■ Given problem
Retype all of the data exactly as given.

■ Listed entries
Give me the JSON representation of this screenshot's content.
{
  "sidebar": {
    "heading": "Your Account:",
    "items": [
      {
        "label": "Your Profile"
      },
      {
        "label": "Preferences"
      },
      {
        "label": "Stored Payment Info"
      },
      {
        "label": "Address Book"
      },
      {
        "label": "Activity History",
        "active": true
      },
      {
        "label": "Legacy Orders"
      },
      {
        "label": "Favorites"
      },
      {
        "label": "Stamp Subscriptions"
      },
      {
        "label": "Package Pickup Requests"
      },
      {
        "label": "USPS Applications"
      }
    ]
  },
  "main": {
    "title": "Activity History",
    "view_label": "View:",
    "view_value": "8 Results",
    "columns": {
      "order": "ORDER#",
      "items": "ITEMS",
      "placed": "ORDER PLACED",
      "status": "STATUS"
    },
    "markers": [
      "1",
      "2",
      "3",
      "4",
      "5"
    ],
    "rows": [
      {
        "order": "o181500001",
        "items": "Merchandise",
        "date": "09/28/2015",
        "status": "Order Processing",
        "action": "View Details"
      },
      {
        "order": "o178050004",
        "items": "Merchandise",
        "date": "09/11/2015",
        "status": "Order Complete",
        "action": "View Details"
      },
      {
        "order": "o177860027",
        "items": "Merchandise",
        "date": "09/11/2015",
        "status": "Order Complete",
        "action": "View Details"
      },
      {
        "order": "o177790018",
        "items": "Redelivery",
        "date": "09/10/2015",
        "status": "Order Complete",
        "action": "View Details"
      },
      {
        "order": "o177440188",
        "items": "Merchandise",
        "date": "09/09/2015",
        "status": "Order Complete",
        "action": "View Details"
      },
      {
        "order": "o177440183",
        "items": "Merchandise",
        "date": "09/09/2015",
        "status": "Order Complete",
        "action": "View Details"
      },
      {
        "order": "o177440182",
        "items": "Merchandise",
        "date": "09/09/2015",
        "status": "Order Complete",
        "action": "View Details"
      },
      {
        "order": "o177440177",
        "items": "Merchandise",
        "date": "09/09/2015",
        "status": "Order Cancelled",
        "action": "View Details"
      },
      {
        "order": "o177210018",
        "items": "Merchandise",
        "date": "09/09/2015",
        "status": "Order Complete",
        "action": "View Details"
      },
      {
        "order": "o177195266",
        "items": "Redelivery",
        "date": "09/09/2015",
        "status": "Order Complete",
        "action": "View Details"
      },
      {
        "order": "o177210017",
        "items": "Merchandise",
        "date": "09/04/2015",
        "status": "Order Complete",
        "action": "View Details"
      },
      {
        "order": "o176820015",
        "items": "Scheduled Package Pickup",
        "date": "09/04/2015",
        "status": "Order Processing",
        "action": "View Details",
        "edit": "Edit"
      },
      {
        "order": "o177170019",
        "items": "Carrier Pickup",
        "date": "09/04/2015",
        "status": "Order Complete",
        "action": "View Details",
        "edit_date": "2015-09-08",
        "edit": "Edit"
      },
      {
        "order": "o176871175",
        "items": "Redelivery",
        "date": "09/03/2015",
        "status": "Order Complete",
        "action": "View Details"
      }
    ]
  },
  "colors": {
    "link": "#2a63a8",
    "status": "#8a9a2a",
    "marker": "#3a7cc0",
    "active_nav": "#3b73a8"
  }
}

■ Final answer
Give me the JSON representation of this screenshot's content.
{
  "sidebar": {
    "heading": "Your Account:",
    "items": [
      {
        "label": "Your Profile"
      },
      {
        "label": "Preferences"
      },
      {
        "label": "Stored Payment Info"
      },
      {
        "label": "Address Book"
      },
      {
        "label": "Activity History",
        "active": true
      },
      {
        "label": "Legacy Orders"
      },
      {
        "label": "Favorites"
      },
      {
        "label": "Stamp Subscriptions"
      },
      {
        "label": "Package Pickup Requests"
      },
      {
        "label": "USPS Applications"
      }
    ]
  },
  "main": {
    "title": "Activity History",
    "view_label": "View:",
    "view_value": "8 Results",
    "columns": {
      "order": "ORDER#",
      "items": "ITEMS",
      "placed": "ORDER PLACED",
      "status": "STATUS"
    },
    "markers": [
      "1",
      "2",
      "3",
      "4",
      "5"
    ],
    "rows": [
      {
        "order": "o181500001",
        "items": "Merchandise",
        "date": "09/28/2015",
        "status": "Order Processing",
        "action": "View Details"
      },
      {
        "order": "o178050004",
        "items": "Merchandise",
        "date": "09/11/2015",
        "status": "Order Complete",
        "action": "View Details"
      },
      {
        "order": "o177860027",
        "items": "Merchandise",
        "date": "09/11/2015",
        "status": "Order Complete",
        "action": "View Details"
      },
      {
        "order": "o177790018",
        "items": "Redelivery",
        "date": "09/10/2015",
        "status": "Order Complete",
        "action": "View Details"
      },
      {
        "order": "o177440188",
        "items": "Merchandise",
        "date": "09/09/2015",
        "status": "Order Complete",
        "action": "View Details"
      },
      {
        "order": "o177440183",
        "items": "Merchandise",
        "date": "09/09/2015",
        "status": "Order Complete",
        "action": "View Details"
      },
      {
        "order": "o177440182",
        "items": "Merchandise",
        "date": "09/09/2015",
        "status": "Order Complete",
        "action": "View Details"
      },
      {
        "order": "o177440177",
        "items": "Merchandise",
        "date": "09/09/2015",
        "status": "Order Cancelled",
        "action": "View Details"
      },
      {
        "order": "o177210018",
        "items": "Merchandise",
        "date": "09/09/2015",
        "status": "Order Complete",
        "action": "View Details"
      },
      {
        "order": "o177195266",
        "items": "Redelivery",
        "date": "09/09/2015",
        "status": "Order Complete",
        "action": "View Details"
      },
      {
        "order": "o177210017",
        "items": "Merchandise",
        "date": "09/04/2015",
        "status": "Order Complete",
        "action": "View Details"
      },
      {
        "order": "o176820015",
        "items": "Scheduled Package Pickup",
        "date": "09/04/2015",
        "status": "Order Processing",
        "action": "View Details",
        "edit": "Edit"
      },
      {
        "order": "o177170019",
        "items": "Carrier Pickup",
        "date": "09/04/2015",
        "status": "Order Complete",
        "action": "View Details",
        "edit_date": "2015-09-08",
        "edit": "Edit"
      },
      {
        "order": "o176871175",
        "items": "Redelivery",
        "date": "09/03/2015",
        "status": "Order Complete",
        "action": "View Details"
      }
    ]
  },
  "colors": {
    "link": "#2a63a8",
    "status": "#8a9a2a",
    "marker": "#3a7cc0",
    "active_nav": "#3b73a8"
  }
}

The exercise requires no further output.